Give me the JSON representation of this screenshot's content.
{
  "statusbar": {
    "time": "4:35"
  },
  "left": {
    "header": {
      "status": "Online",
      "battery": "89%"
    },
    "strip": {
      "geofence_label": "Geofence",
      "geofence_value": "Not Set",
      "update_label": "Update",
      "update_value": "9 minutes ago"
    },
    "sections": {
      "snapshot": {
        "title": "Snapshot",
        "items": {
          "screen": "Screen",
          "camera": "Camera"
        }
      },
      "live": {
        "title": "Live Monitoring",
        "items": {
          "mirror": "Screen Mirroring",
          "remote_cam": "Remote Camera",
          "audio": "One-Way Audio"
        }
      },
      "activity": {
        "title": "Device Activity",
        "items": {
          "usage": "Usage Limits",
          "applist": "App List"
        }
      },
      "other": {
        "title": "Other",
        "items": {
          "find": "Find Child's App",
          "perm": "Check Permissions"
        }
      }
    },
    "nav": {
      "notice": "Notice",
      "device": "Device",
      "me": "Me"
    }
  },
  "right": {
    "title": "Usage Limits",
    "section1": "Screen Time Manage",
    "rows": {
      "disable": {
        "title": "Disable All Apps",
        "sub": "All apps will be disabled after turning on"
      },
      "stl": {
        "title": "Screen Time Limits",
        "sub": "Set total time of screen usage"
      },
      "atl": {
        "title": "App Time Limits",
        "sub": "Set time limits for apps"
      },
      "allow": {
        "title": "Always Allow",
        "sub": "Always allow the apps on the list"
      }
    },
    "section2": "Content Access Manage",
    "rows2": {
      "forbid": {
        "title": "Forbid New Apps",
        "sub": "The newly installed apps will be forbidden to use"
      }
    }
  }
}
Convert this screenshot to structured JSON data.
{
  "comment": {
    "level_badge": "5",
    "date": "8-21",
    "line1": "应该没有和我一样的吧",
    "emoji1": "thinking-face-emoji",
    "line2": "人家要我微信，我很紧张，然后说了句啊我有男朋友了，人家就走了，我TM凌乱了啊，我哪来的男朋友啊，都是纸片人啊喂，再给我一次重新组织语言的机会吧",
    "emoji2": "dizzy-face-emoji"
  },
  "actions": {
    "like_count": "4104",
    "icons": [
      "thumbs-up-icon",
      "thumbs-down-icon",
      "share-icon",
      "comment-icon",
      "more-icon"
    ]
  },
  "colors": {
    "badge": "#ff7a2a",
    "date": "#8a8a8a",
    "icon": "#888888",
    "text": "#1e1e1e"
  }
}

Aim. State the number of lines in the records that contain the string "emoji", and nothing more.

Result of the task. 2